• What is expected
Select and copy out every line in the records containing "name".

Figure content listings
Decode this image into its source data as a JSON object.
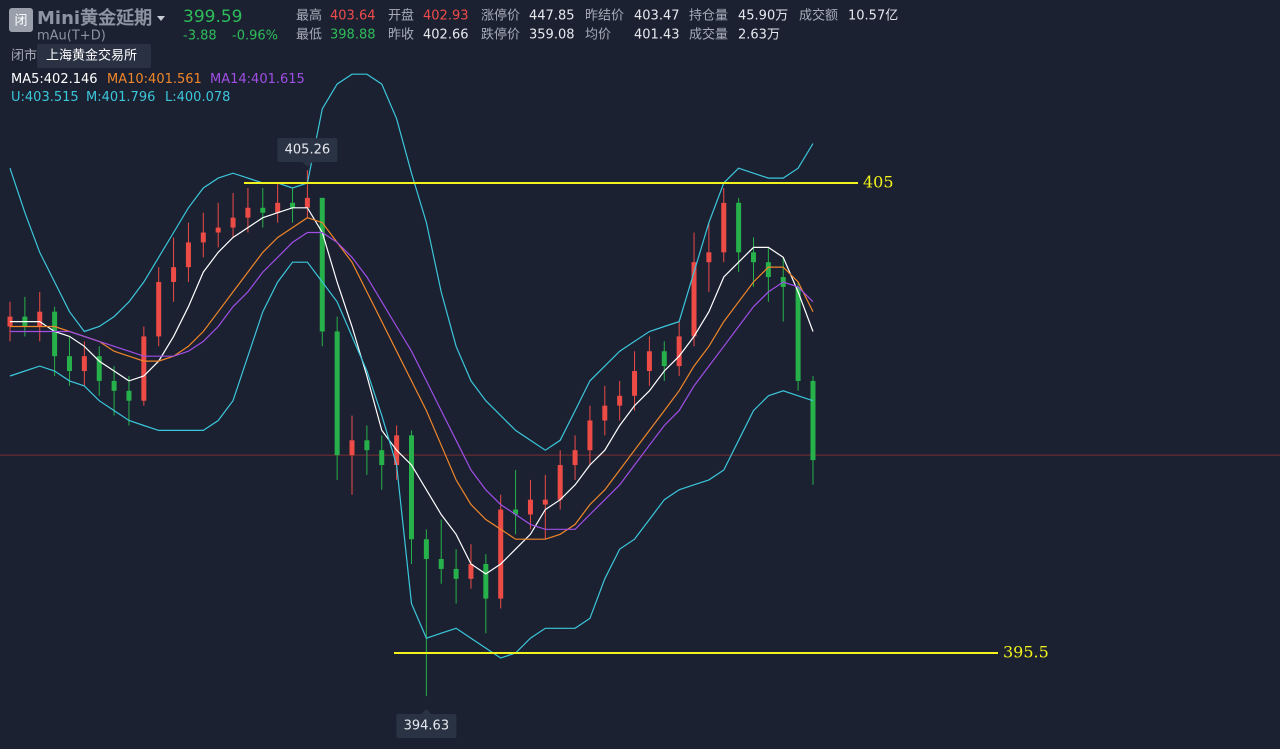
{
  "header": {
    "icon": "闭",
    "title": "Mini黄金延期",
    "code": "mAu(T+D)",
    "price": "399.59",
    "change": "-3.88",
    "change_pct": "-0.96%",
    "status": "闭市",
    "exchange": "上海黄金交易所",
    "stats": [
      [
        {
          "label": "最高",
          "value": "403.64",
          "tone": "up"
        },
        {
          "label": "开盘",
          "value": "402.93",
          "tone": "up"
        },
        {
          "label": "涨停价",
          "value": "447.85",
          "tone": "plain"
        },
        {
          "label": "昨结价",
          "value": "403.47",
          "tone": "plain"
        },
        {
          "label": "持仓量",
          "value": "45.90万",
          "tone": "plain"
        },
        {
          "label": "成交额",
          "value": "10.57亿",
          "tone": "plain"
        }
      ],
      [
        {
          "label": "最低",
          "value": "398.88",
          "tone": "down"
        },
        {
          "label": "昨收",
          "value": "402.66",
          "tone": "plain"
        },
        {
          "label": "跌停价",
          "value": "359.08",
          "tone": "plain"
        },
        {
          "label": "均价",
          "value": "401.43",
          "tone": "plain"
        },
        {
          "label": "成交量",
          "value": "2.63万",
          "tone": "plain"
        }
      ]
    ]
  },
  "chart_data": {
    "type": "candlestick",
    "ylim": [
      393.56,
      408.7
    ],
    "up_color": "#ec4b46",
    "down_color": "#27b14a",
    "reference_line": 399.5,
    "hlines": [
      405,
      395.5
    ],
    "hline_color": "#f2f21c",
    "ohlc": [
      [
        402.1,
        402.6,
        401.8,
        402.3
      ],
      [
        402.3,
        402.7,
        401.9,
        402.1
      ],
      [
        402.1,
        402.8,
        401.8,
        402.4
      ],
      [
        402.4,
        402.5,
        401.1,
        401.5
      ],
      [
        401.5,
        401.9,
        400.9,
        401.2
      ],
      [
        401.2,
        401.8,
        400.9,
        401.5
      ],
      [
        401.5,
        401.7,
        400.7,
        401.0
      ],
      [
        401.0,
        401.3,
        400.3,
        400.8
      ],
      [
        400.8,
        401.1,
        400.1,
        400.6
      ],
      [
        400.6,
        402.1,
        400.5,
        401.9
      ],
      [
        401.9,
        403.3,
        401.7,
        403.0
      ],
      [
        403.0,
        403.9,
        402.6,
        403.3
      ],
      [
        403.3,
        404.2,
        403.0,
        403.8
      ],
      [
        403.8,
        404.4,
        403.5,
        404.0
      ],
      [
        404.0,
        404.6,
        403.7,
        404.1
      ],
      [
        404.1,
        404.8,
        403.9,
        404.3
      ],
      [
        404.3,
        404.9,
        404.0,
        404.5
      ],
      [
        404.5,
        404.9,
        404.1,
        404.4
      ],
      [
        404.4,
        405.0,
        404.2,
        404.6
      ],
      [
        404.6,
        404.9,
        404.2,
        404.5
      ],
      [
        404.5,
        405.26,
        404.3,
        404.7
      ],
      [
        404.7,
        404.7,
        401.7,
        402.0
      ],
      [
        402.0,
        402.3,
        399.0,
        399.5
      ],
      [
        399.5,
        400.3,
        398.7,
        399.8
      ],
      [
        399.8,
        400.1,
        399.1,
        399.6
      ],
      [
        399.6,
        399.9,
        398.8,
        399.3
      ],
      [
        399.3,
        400.1,
        399.0,
        399.9
      ],
      [
        399.9,
        400.0,
        397.3,
        397.8
      ],
      [
        397.8,
        398.0,
        394.63,
        397.4
      ],
      [
        397.4,
        398.2,
        396.9,
        397.2
      ],
      [
        397.2,
        397.6,
        396.5,
        397.0
      ],
      [
        397.0,
        397.7,
        396.8,
        397.3
      ],
      [
        397.3,
        397.5,
        395.9,
        396.6
      ],
      [
        396.6,
        398.7,
        396.4,
        398.4
      ],
      [
        398.4,
        399.2,
        397.9,
        398.3
      ],
      [
        398.3,
        399.0,
        398.0,
        398.6
      ],
      [
        398.5,
        399.1,
        397.8,
        398.6
      ],
      [
        398.6,
        399.6,
        398.4,
        399.3
      ],
      [
        399.3,
        399.9,
        399.0,
        399.6
      ],
      [
        399.6,
        400.5,
        399.3,
        400.2
      ],
      [
        400.2,
        400.9,
        399.9,
        400.5
      ],
      [
        400.5,
        401.0,
        400.2,
        400.7
      ],
      [
        400.7,
        401.6,
        400.4,
        401.2
      ],
      [
        401.2,
        401.9,
        400.9,
        401.6
      ],
      [
        401.6,
        401.8,
        401.0,
        401.3
      ],
      [
        401.3,
        402.2,
        401.1,
        401.9
      ],
      [
        401.9,
        404.0,
        401.7,
        403.4
      ],
      [
        403.4,
        404.2,
        402.8,
        403.6
      ],
      [
        403.6,
        404.9,
        403.4,
        404.6
      ],
      [
        404.6,
        404.7,
        403.2,
        403.6
      ],
      [
        403.6,
        403.9,
        402.9,
        403.4
      ],
      [
        403.4,
        403.7,
        402.6,
        403.1
      ],
      [
        403.1,
        403.5,
        402.2,
        402.9
      ],
      [
        402.9,
        403.0,
        400.8,
        401.0
      ],
      [
        401.0,
        401.1,
        398.9,
        399.4
      ]
    ],
    "series": [
      {
        "name": "MA5",
        "color": "#ffffff",
        "legend_value": 402.146,
        "values": [
          402.2,
          402.2,
          402.2,
          402.0,
          401.9,
          401.7,
          401.4,
          401.2,
          401.0,
          401.1,
          401.4,
          401.9,
          402.5,
          403.2,
          403.6,
          403.9,
          404.1,
          404.3,
          404.4,
          404.5,
          404.5,
          404.0,
          403.0,
          402.1,
          401.1,
          400.0,
          399.6,
          399.3,
          398.8,
          398.3,
          397.9,
          397.3,
          397.1,
          397.3,
          397.6,
          397.9,
          398.4,
          398.6,
          398.9,
          399.3,
          399.6,
          400.1,
          400.5,
          400.8,
          401.2,
          401.5,
          401.9,
          402.4,
          403.1,
          403.4,
          403.7,
          403.7,
          403.5,
          402.8,
          402.0
        ]
      },
      {
        "name": "MA10",
        "color": "#f0862a",
        "legend_value": 401.561,
        "values": [
          402.1,
          402.1,
          402.1,
          402.1,
          402.0,
          401.9,
          401.8,
          401.6,
          401.5,
          401.4,
          401.4,
          401.5,
          401.7,
          402.0,
          402.4,
          402.8,
          403.2,
          403.6,
          403.9,
          404.1,
          404.3,
          404.2,
          403.8,
          403.4,
          402.8,
          402.2,
          401.6,
          401.0,
          400.4,
          399.7,
          399.0,
          398.5,
          398.2,
          398.0,
          397.8,
          397.8,
          397.8,
          397.9,
          398.1,
          398.5,
          398.8,
          399.2,
          399.6,
          400.0,
          400.4,
          400.8,
          401.3,
          401.7,
          402.2,
          402.6,
          403.0,
          403.3,
          403.3,
          403.0,
          402.4
        ]
      },
      {
        "name": "MA14",
        "color": "#a04ee6",
        "legend_value": 401.615,
        "values": [
          402.0,
          402.0,
          402.0,
          402.0,
          402.0,
          401.9,
          401.8,
          401.7,
          401.6,
          401.5,
          401.5,
          401.5,
          401.6,
          401.8,
          402.1,
          402.5,
          402.8,
          403.2,
          403.5,
          403.8,
          404.0,
          404.0,
          403.8,
          403.5,
          403.1,
          402.6,
          402.1,
          401.6,
          401.0,
          400.4,
          399.8,
          399.2,
          398.8,
          398.5,
          398.3,
          398.1,
          398.0,
          398.0,
          398.0,
          398.3,
          398.6,
          398.9,
          399.3,
          399.7,
          400.1,
          400.4,
          400.9,
          401.3,
          401.7,
          402.1,
          402.5,
          402.8,
          403.0,
          402.9,
          402.6
        ]
      },
      {
        "name": "U",
        "color": "#3cc6da",
        "legend_value": 403.515,
        "values": [
          405.3,
          404.4,
          403.6,
          403.0,
          402.4,
          402.0,
          402.1,
          402.3,
          402.6,
          403.0,
          403.5,
          404.0,
          404.5,
          404.9,
          405.1,
          405.2,
          405.1,
          405.0,
          405.0,
          404.9,
          405.0,
          406.5,
          407.0,
          407.2,
          407.2,
          407.0,
          406.3,
          405.2,
          404.2,
          402.8,
          401.7,
          401.0,
          400.6,
          400.3,
          400.0,
          399.8,
          399.6,
          399.8,
          400.4,
          401.0,
          401.3,
          401.6,
          401.8,
          402.0,
          402.1,
          402.2,
          403.2,
          404.2,
          405.0,
          405.3,
          405.2,
          405.1,
          405.1,
          405.3,
          405.8
        ]
      },
      {
        "name": "M",
        "color": "#3cc6da",
        "legend_value": 401.796
      },
      {
        "name": "L",
        "color": "#3cc6da",
        "legend_value": 400.078,
        "values": [
          401.1,
          401.2,
          401.3,
          401.2,
          401.0,
          400.9,
          400.6,
          400.4,
          400.2,
          400.1,
          400.0,
          400.0,
          400.0,
          400.0,
          400.2,
          400.6,
          401.5,
          402.4,
          403.0,
          403.4,
          403.4,
          403.0,
          402.6,
          401.9,
          401.2,
          400.3,
          399.3,
          396.5,
          395.8,
          395.9,
          396.0,
          395.8,
          395.6,
          395.4,
          395.5,
          395.8,
          396.0,
          396.0,
          396.0,
          396.2,
          397.0,
          397.6,
          397.8,
          398.2,
          398.6,
          398.8,
          398.9,
          399.0,
          399.2,
          399.8,
          400.4,
          400.7,
          400.8,
          400.7,
          400.6
        ]
      }
    ]
  }
}
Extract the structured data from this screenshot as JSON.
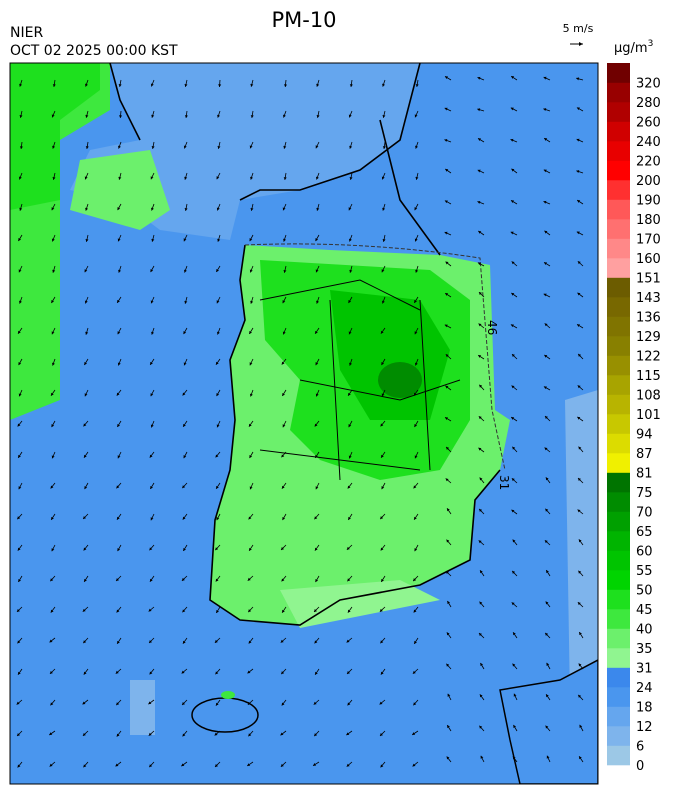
{
  "header": {
    "agency": "NIER",
    "datetime": "OCT 02 2025 00:00 KST",
    "title": "PM-10"
  },
  "wind_scale": {
    "label": "5 m/s"
  },
  "colorbar": {
    "unit": "μg/m",
    "unit_exponent": "3",
    "levels": [
      0,
      6,
      12,
      18,
      24,
      31,
      35,
      40,
      45,
      50,
      55,
      60,
      65,
      70,
      75,
      81,
      87,
      94,
      101,
      108,
      115,
      122,
      129,
      136,
      143,
      151,
      160,
      170,
      180,
      190,
      200,
      220,
      240,
      260,
      280,
      320
    ],
    "colors": [
      "#9cc8e6",
      "#7eb4ec",
      "#65a6ee",
      "#4a96ee",
      "#3b88ec",
      "#90f590",
      "#6cf06c",
      "#3ee83e",
      "#1ee01e",
      "#00d400",
      "#00c400",
      "#00b400",
      "#00a000",
      "#008c00",
      "#007400",
      "#f0f000",
      "#dcdc00",
      "#c8c800",
      "#b8b400",
      "#a8a400",
      "#989000",
      "#888000",
      "#807400",
      "#786800",
      "#6c5c00",
      "#ffa0a0",
      "#ff8888",
      "#ff7070",
      "#ff5858",
      "#ff3030",
      "#ff0000",
      "#e80000",
      "#d00000",
      "#b00000",
      "#980000",
      "#700000"
    ]
  },
  "map": {
    "contour_labels": [
      "46",
      "31"
    ]
  }
}
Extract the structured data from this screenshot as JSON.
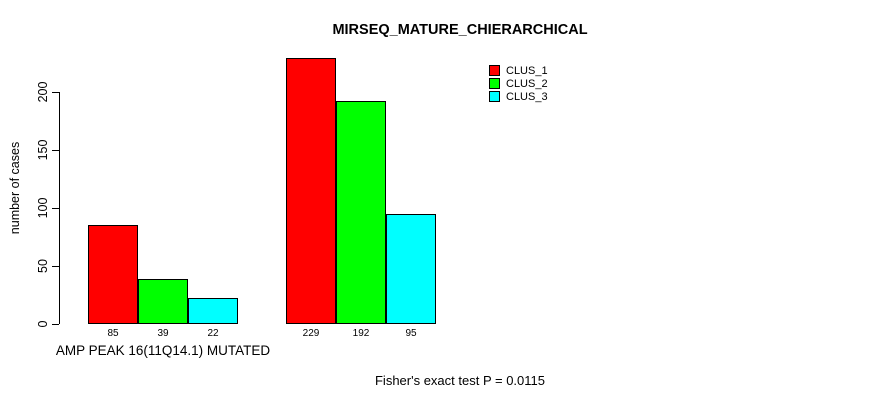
{
  "chart_data": {
    "type": "bar",
    "title": "MIRSEQ_MATURE_CHIERARCHICAL",
    "ylabel": "number of cases",
    "xlabel": "",
    "yticks": [
      0,
      50,
      100,
      150,
      200
    ],
    "ylim": [
      0,
      230
    ],
    "grid": false,
    "legend_position": "top-right-inside",
    "legend": [
      {
        "label": "CLUS_1",
        "color": "#ff0000"
      },
      {
        "label": "CLUS_2",
        "color": "#00ff00"
      },
      {
        "label": "CLUS_3",
        "color": "#00ffff"
      }
    ],
    "categories": [
      "AMP PEAK 16(11Q14.1) MUTATED",
      ""
    ],
    "series": [
      {
        "name": "CLUS_1",
        "values": [
          85,
          229
        ]
      },
      {
        "name": "CLUS_2",
        "values": [
          39,
          192
        ]
      },
      {
        "name": "CLUS_3",
        "values": [
          22,
          95
        ]
      }
    ],
    "groups": [
      {
        "label": "AMP PEAK 16(11Q14.1) MUTATED",
        "values": [
          85,
          39,
          22
        ]
      },
      {
        "label": "",
        "values": [
          229,
          192,
          95
        ]
      }
    ],
    "bar_value_labels": [
      85,
      39,
      22,
      229,
      192,
      95
    ],
    "footnote": "Fisher's exact test P = 0.0115"
  }
}
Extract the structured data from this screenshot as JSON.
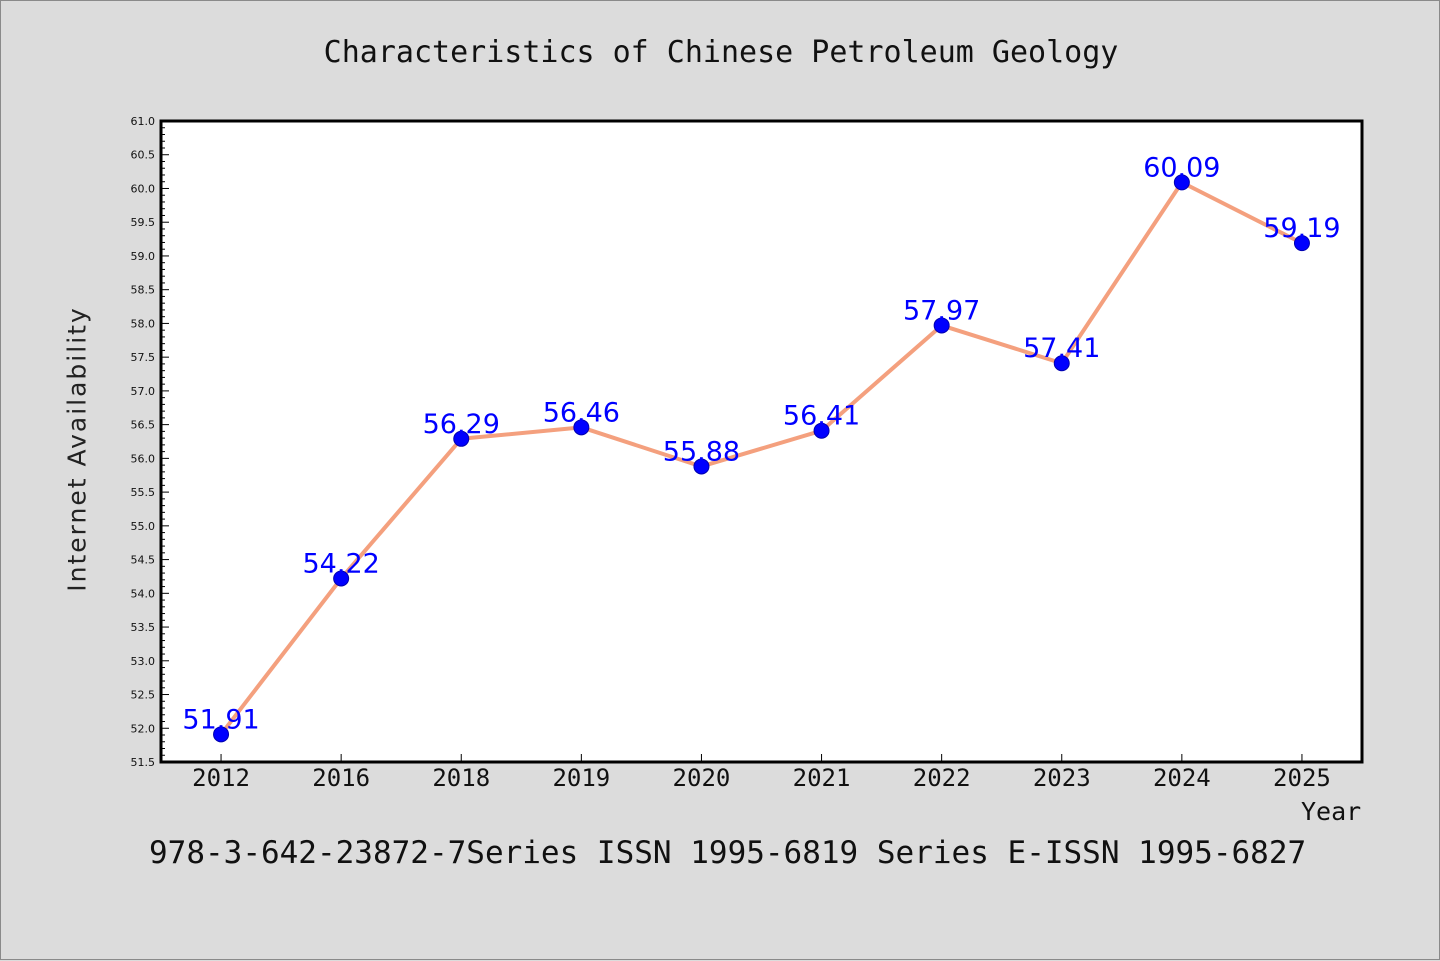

• Answer to the task
        "name": "MA5",
        "name": "MA10",
        "name": "MA14",
        "name": "U",
        "name": "M",
        "name": "L",
        "name": "CLUS_1",
        "name": "CLUS_2",
        "name": "CLUS_3",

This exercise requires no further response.